The mask must be an R8 texture that will be interpreted as alpha weighting applied to the source pixel prior to the blend stage. It is sampled 1:1 with nearest filtering without any applied transform. The given offset specifies the positioning of the clip mask relative to the framebuffer's viewport.
The supplied bounding box constrains sampling of the clip mask to only fall within the given rectangle, specified relative to the clip mask offset. Anything falling outside this rectangle will be clipped entirely. If the rectangle is empty, then the clip mask will be ignored.
void swgl_antiAlias(int edgeMask);
When called from the vertex shader, this enables anti-aliasing for the currently drawn primitive while blending is enabled. This setting will only apply to the current primitive. Anti-aliasing will be applied only to the edges corresponding to bits supplied in the mask. For simple use-cases, the edge mask can be set to all 1 bits to enable AA for the entire quad.
The order of the bits in the edge mask must match the winding order in which the vertices are output in the vertex shader if processed as a quad, so that the edge ends on that vertex. The easiest way to understand this ordering is that for a rectangle (x0,y0,x1,y1) then the edge Nth edge bit corresponds to the edge where Nth coordinate in the rectangle is constant.
SWGL tries to use an anti-aliasing method that is reasonably close to WR's signed-distance field approximation. WR would normally try to discern the 2D local-space coordinates of a given destination pixel relative to the 2D local-space bounding rectangle of a primitive. It then uses the screen- space derivative to try to determine the how many local-space units equate to a distance of around one screen-space pixel. A distance approximation of coverage is then used based on the distance in local-space from the the current pixel's center, roughly at half-intensity at pixel center and ranging to zero or full intensity within a radius of half a pixel away from the center. To account for AAing going outside the normal geometry boundaries of the primitive, WR has to extrude the primitive by a local-space estimate to allow some AA to happen within the extruded region.

EXTRACTED MATERIAL:

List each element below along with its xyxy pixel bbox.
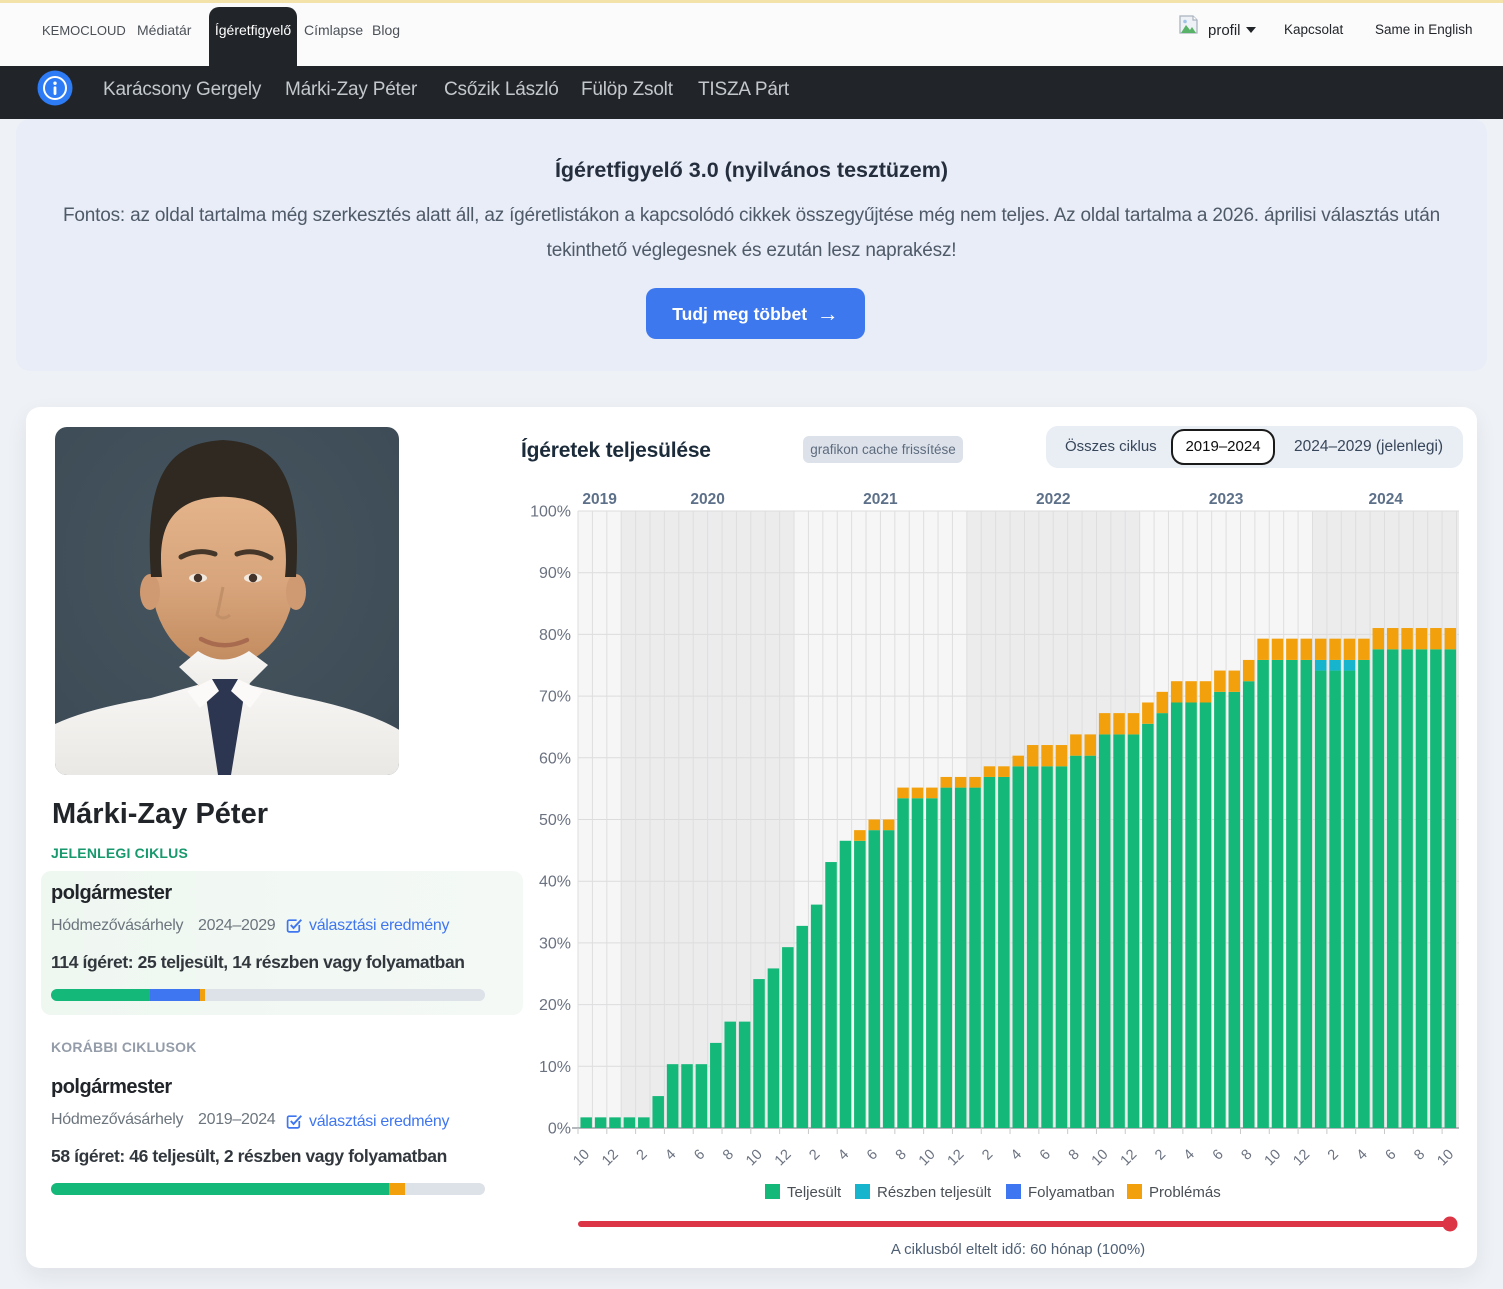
svg-text:Problémás: Problémás (1149, 1184, 1221, 1201)
svg-text:10: 10 (743, 1147, 766, 1170)
svg-text:2024: 2024 (1368, 491, 1403, 508)
svg-text:8: 8 (720, 1147, 737, 1164)
svg-text:2023: 2023 (1209, 491, 1244, 508)
svg-text:0%: 0% (548, 1121, 571, 1138)
svg-text:8: 8 (1066, 1147, 1083, 1164)
svg-text:10: 10 (1434, 1147, 1457, 1170)
svg-text:80%: 80% (539, 627, 571, 644)
svg-text:4: 4 (1181, 1147, 1198, 1164)
svg-text:2022: 2022 (1036, 491, 1070, 508)
svg-text:30%: 30% (539, 935, 571, 952)
svg-text:10: 10 (1089, 1147, 1112, 1170)
svg-text:10%: 10% (539, 1059, 571, 1076)
svg-text:50%: 50% (539, 812, 571, 829)
svg-text:A ciklusból eltelt idő: 60 hón: A ciklusból eltelt idő: 60 hónap (100%) (891, 1241, 1145, 1258)
svg-text:60%: 60% (539, 750, 571, 767)
svg-text:8: 8 (893, 1147, 910, 1164)
svg-text:4: 4 (1354, 1147, 1371, 1164)
svg-text:12: 12 (1290, 1147, 1313, 1170)
svg-text:6: 6 (1210, 1147, 1227, 1164)
svg-text:2020: 2020 (690, 491, 724, 508)
svg-text:70%: 70% (539, 689, 571, 706)
svg-text:2: 2 (806, 1147, 823, 1164)
svg-text:10: 10 (570, 1147, 593, 1170)
svg-text:90%: 90% (539, 565, 571, 582)
svg-text:4: 4 (662, 1147, 679, 1164)
svg-text:12: 12 (599, 1147, 622, 1170)
svg-text:Részben teljesült: Részben teljesült (877, 1184, 992, 1201)
svg-text:4: 4 (1008, 1147, 1025, 1164)
svg-text:40%: 40% (539, 874, 571, 891)
svg-text:2: 2 (1325, 1147, 1342, 1164)
svg-text:6: 6 (1383, 1147, 1400, 1164)
svg-text:12: 12 (772, 1147, 795, 1170)
svg-text:8: 8 (1411, 1147, 1428, 1164)
svg-text:Teljesült: Teljesült (787, 1184, 842, 1201)
svg-text:8: 8 (1239, 1147, 1256, 1164)
svg-text:2021: 2021 (863, 491, 898, 508)
svg-text:6: 6 (691, 1147, 708, 1164)
svg-text:4: 4 (835, 1147, 852, 1164)
svg-text:Folyamatban: Folyamatban (1028, 1184, 1115, 1201)
svg-text:10: 10 (916, 1147, 939, 1170)
svg-text:12: 12 (945, 1147, 968, 1170)
svg-text:12: 12 (1118, 1147, 1141, 1170)
svg-text:6: 6 (864, 1147, 881, 1164)
svg-text:6: 6 (1037, 1147, 1054, 1164)
svg-text:2: 2 (634, 1147, 651, 1164)
svg-text:20%: 20% (539, 997, 571, 1014)
svg-text:2019: 2019 (582, 491, 617, 508)
svg-text:10: 10 (1262, 1147, 1285, 1170)
svg-text:2: 2 (1152, 1147, 1169, 1164)
svg-text:2: 2 (979, 1147, 996, 1164)
svg-text:100%: 100% (530, 504, 571, 521)
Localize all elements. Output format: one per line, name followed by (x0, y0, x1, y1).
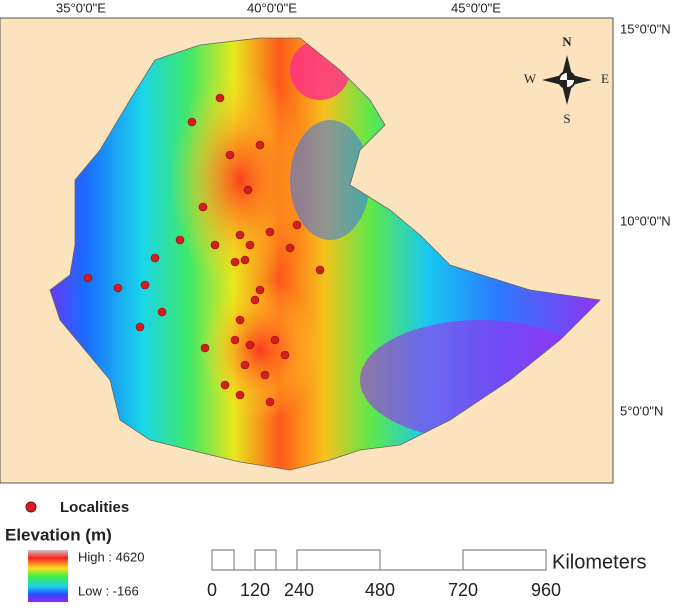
legend-high: High : 4620 (78, 549, 145, 564)
legend: Localities Elevation (m) High : 4620 Low… (5, 499, 145, 602)
longitude-label: 45°0'0"E (451, 0, 501, 15)
scale-label: 240 (284, 580, 314, 600)
country-outline (49, 37, 601, 471)
scale-bar: 0 120 240 480 720 960 Kilometers (207, 549, 646, 600)
scale-label: 720 (448, 580, 478, 600)
legend-low: Low : -166 (78, 583, 139, 598)
color-ramp (28, 550, 68, 602)
localities (83, 93, 325, 407)
scale-label: 0 (207, 580, 217, 600)
compass-north: N (562, 34, 572, 49)
compass: N S E W (524, 34, 609, 126)
legend-points: Localities (60, 499, 129, 516)
longitude-label: 35°0'0"E (56, 0, 106, 15)
scale-label: 120 (240, 580, 270, 600)
scale-label: 480 (365, 580, 395, 600)
latitude-label: 5°0'0"N (620, 403, 663, 418)
legend-marker (25, 501, 37, 513)
longitude-label: 40°0'0"E (247, 0, 297, 15)
latitude-labels: 15°0'0"N 10°0'0"N 5°0'0"N (620, 21, 671, 418)
scale-label: 960 (531, 580, 561, 600)
compass-south: S (563, 111, 570, 126)
scale-unit: Kilometers (552, 551, 646, 573)
compass-west: W (524, 71, 537, 86)
latitude-label: 15°0'0"N (620, 21, 671, 36)
latitude-label: 10°0'0"N (620, 213, 671, 228)
longitude-labels: 35°0'0"E 40°0'0"E 45°0'0"E (56, 0, 501, 15)
compass-east: E (601, 71, 609, 86)
legend-elevation-title: Elevation (m) (5, 525, 112, 544)
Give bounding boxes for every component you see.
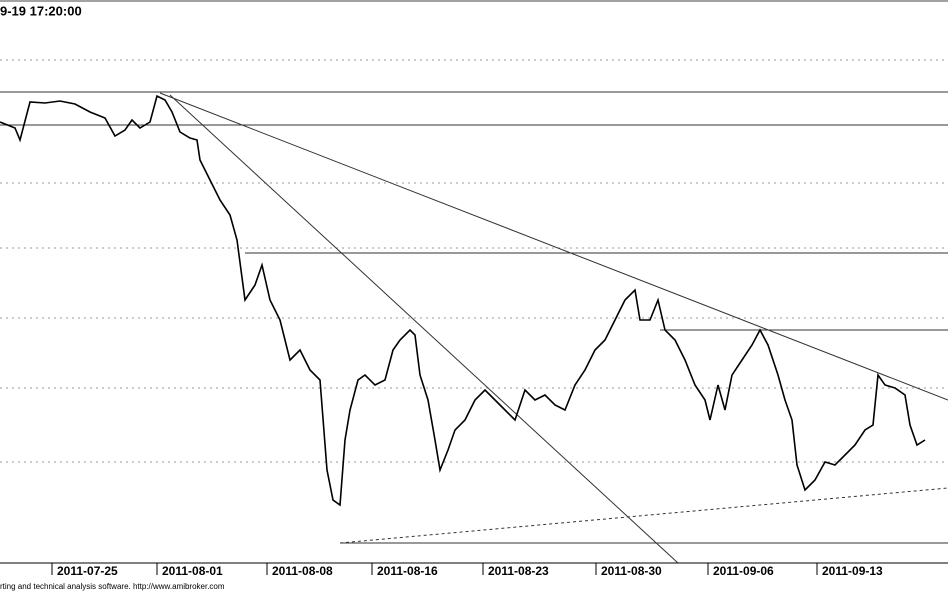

WORK TO COMPLETE: Give each coordinate of the example rectangle in the SWGL text.

WORKED SOLUTION: x0, y0, x1, y1